YOUR TASK ▸ Output every record word for word.
--- DATA SECTION ---
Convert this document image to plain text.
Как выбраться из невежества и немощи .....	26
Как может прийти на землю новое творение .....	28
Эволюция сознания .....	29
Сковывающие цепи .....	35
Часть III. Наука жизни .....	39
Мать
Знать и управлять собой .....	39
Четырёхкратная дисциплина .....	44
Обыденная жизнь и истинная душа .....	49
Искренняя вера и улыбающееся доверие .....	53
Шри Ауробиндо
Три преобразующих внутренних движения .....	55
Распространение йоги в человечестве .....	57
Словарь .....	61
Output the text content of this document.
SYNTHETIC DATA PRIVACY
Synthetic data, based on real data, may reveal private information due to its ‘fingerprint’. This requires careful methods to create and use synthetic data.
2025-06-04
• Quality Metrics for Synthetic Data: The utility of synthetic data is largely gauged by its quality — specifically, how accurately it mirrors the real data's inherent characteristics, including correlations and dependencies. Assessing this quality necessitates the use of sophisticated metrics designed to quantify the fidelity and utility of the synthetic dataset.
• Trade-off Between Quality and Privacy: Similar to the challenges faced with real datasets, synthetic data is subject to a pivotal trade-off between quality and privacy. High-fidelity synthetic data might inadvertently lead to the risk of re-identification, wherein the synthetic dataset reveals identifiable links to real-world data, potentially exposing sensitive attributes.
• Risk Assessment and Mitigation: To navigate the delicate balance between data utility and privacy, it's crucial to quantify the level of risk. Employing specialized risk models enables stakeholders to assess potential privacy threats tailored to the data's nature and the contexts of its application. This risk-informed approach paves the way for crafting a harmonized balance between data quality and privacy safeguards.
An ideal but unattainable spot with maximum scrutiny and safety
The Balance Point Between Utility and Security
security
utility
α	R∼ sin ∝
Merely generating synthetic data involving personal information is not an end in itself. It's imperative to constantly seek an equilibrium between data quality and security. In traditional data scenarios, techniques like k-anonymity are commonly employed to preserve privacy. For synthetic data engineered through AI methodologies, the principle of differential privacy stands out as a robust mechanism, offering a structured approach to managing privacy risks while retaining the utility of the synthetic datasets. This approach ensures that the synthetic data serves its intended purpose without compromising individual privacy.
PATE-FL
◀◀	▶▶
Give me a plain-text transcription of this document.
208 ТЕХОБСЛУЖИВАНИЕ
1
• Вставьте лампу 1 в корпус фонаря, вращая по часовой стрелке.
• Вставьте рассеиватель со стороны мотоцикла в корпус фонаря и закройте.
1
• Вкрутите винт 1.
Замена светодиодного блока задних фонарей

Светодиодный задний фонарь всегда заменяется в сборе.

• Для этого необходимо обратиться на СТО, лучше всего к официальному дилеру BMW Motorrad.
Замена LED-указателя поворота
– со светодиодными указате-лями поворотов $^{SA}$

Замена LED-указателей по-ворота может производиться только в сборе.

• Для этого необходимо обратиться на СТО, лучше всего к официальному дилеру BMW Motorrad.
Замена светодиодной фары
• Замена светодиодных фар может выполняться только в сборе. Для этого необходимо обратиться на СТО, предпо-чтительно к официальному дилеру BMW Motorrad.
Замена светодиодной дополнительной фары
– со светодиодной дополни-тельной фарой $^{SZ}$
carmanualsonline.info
---
SOLUTION ▸
Convert this document image to plain text.
Как выбраться из невежества и немощи .....	26
Как может прийти на землю новое творение .....	28
Эволюция сознания .....	29
Сковывающие цепи .....	35
Часть III. Наука жизни .....	39
Мать
Знать и управлять собой .....	39
Четырёхкратная дисциплина .....	44
Обыденная жизнь и истинная душа .....	49
Искренняя вера и улыбающееся доверие .....	53
Шри Ауробиндо
Три преобразующих внутренних движения .....	55
Распространение йоги в человечестве .....	57
Словарь .....	61
Output the text content of this document.
SYNTHETIC DATA PRIVACY
Synthetic data, based on real data, may reveal private information due to its ‘fingerprint’. This requires careful methods to create and use synthetic data.
2025-06-04
• Quality Metrics for Synthetic Data: The utility of synthetic data is largely gauged by its quality — specifically, how accurately it mirrors the real data's inherent characteristics, including correlations and dependencies. Assessing this quality necessitates the use of sophisticated metrics designed to quantify the fidelity and utility of the synthetic dataset.
• Trade-off Between Quality and Privacy: Similar to the challenges faced with real datasets, synthetic data is subject to a pivotal trade-off between quality and privacy. High-fidelity synthetic data might inadvertently lead to the risk of re-identification, wherein the synthetic dataset reveals identifiable links to real-world data, potentially exposing sensitive attributes.
• Risk Assessment and Mitigation: To navigate the delicate balance between data utility and privacy, it's crucial to quantify the level of risk. Employing specialized risk models enables stakeholders to assess potential privacy threats tailored to the data's nature and the contexts of its application. This risk-informed approach paves the way for crafting a harmonized balance between data quality and privacy safeguards.
An ideal but unattainable spot with maximum scrutiny and safety
The Balance Point Between Utility and Security
security
utility
α	R∼ sin ∝
Merely generating synthetic data involving personal information is not an end in itself. It's imperative to constantly seek an equilibrium between data quality and security. In traditional data scenarios, techniques like k-anonymity are commonly employed to preserve privacy. For synthetic data engineered through AI methodologies, the principle of differential privacy stands out as a robust mechanism, offering a structured approach to managing privacy risks while retaining the utility of the synthetic datasets. This approach ensures that the synthetic data serves its intended purpose without compromising individual privacy.
PATE-FL
◀◀	▶▶
Give me a plain-text transcription of this document.
208 ТЕХОБСЛУЖИВАНИЕ
1
• Вставьте лампу 1 в корпус фонаря, вращая по часовой стрелке.
• Вставьте рассеиватель со стороны мотоцикла в корпус фонаря и закройте.
1
• Вкрутите винт 1.
Замена светодиодного блока задних фонарей

Светодиодный задний фонарь всегда заменяется в сборе.

• Для этого необходимо обратиться на СТО, лучше всего к официальному дилеру BMW Motorrad.
Замена LED-указателя поворота
– со светодиодными указате-лями поворотов $^{SA}$

Замена LED-указателей по-ворота может производиться только в сборе.

• Для этого необходимо обратиться на СТО, лучше всего к официальному дилеру BMW Motorrad.
Замена светодиодной фары
• Замена светодиодных фар может выполняться только в сборе. Для этого необходимо обратиться на СТО, предпо-чтительно к официальному дилеру BMW Motorrad.
Замена светодиодной дополнительной фары
– со светодиодной дополни-тельной фарой $^{SZ}$
carmanualsonline.info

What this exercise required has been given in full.